YOUR INSTRUCTIONS: State the count of lines below in which the word "groups" appears, and add nothing.

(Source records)
======

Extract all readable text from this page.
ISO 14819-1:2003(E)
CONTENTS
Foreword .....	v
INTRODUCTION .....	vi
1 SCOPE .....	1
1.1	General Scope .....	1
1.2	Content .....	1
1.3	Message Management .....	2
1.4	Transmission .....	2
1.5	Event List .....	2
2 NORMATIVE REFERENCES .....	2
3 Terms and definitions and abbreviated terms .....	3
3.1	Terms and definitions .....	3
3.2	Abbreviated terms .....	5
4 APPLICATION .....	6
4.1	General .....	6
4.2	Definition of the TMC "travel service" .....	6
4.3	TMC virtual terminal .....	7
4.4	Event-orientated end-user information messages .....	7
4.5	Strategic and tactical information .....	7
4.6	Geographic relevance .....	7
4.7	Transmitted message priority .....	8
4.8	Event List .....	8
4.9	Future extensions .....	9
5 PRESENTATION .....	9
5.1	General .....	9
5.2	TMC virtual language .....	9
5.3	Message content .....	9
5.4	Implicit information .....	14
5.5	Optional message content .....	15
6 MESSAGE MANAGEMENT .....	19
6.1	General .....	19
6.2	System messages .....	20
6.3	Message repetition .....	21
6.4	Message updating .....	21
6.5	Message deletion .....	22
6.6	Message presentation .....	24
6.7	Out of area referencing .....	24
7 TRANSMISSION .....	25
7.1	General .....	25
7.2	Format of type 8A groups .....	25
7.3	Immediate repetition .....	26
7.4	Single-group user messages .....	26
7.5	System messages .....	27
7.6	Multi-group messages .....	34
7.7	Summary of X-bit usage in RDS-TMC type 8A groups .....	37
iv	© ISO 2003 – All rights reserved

======

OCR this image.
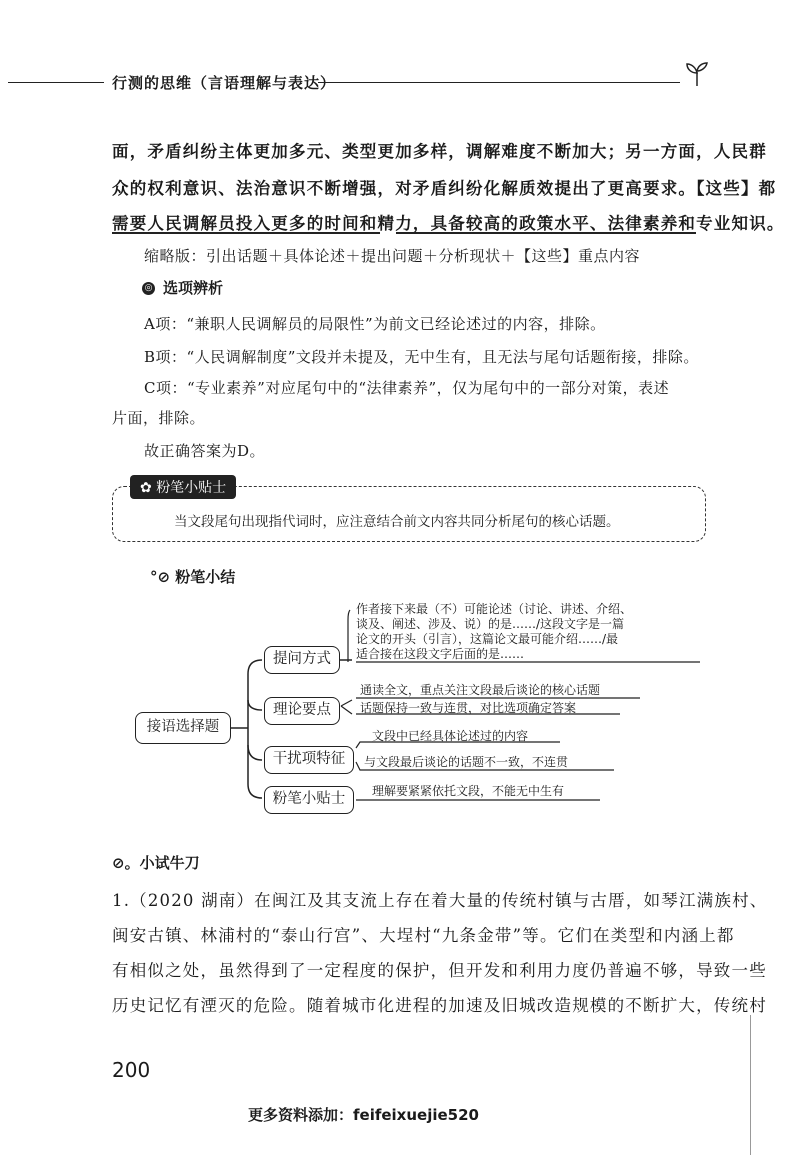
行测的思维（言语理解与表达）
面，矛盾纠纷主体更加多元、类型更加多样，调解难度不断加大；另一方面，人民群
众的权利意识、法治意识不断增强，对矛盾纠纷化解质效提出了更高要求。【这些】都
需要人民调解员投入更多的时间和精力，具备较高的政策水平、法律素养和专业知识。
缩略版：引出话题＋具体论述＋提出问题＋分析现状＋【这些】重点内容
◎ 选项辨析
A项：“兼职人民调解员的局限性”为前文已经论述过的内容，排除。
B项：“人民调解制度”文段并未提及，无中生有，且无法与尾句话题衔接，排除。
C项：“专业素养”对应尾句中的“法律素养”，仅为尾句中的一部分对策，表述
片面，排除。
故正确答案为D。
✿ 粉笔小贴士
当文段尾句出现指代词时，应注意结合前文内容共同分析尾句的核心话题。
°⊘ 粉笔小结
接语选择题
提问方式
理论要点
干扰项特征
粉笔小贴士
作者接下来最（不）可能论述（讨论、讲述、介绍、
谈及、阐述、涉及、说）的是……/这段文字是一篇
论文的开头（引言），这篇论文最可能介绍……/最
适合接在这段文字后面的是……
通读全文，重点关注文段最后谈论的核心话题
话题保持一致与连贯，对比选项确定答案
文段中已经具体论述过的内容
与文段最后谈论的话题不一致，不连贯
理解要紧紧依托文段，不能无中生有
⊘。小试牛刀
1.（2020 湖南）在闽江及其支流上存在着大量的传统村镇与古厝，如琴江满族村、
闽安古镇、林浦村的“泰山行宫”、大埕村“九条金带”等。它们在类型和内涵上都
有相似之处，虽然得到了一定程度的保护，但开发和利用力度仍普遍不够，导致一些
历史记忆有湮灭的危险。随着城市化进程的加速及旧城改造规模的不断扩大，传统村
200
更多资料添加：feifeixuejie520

======

RESPONSE TO THIS EXERCISE: 2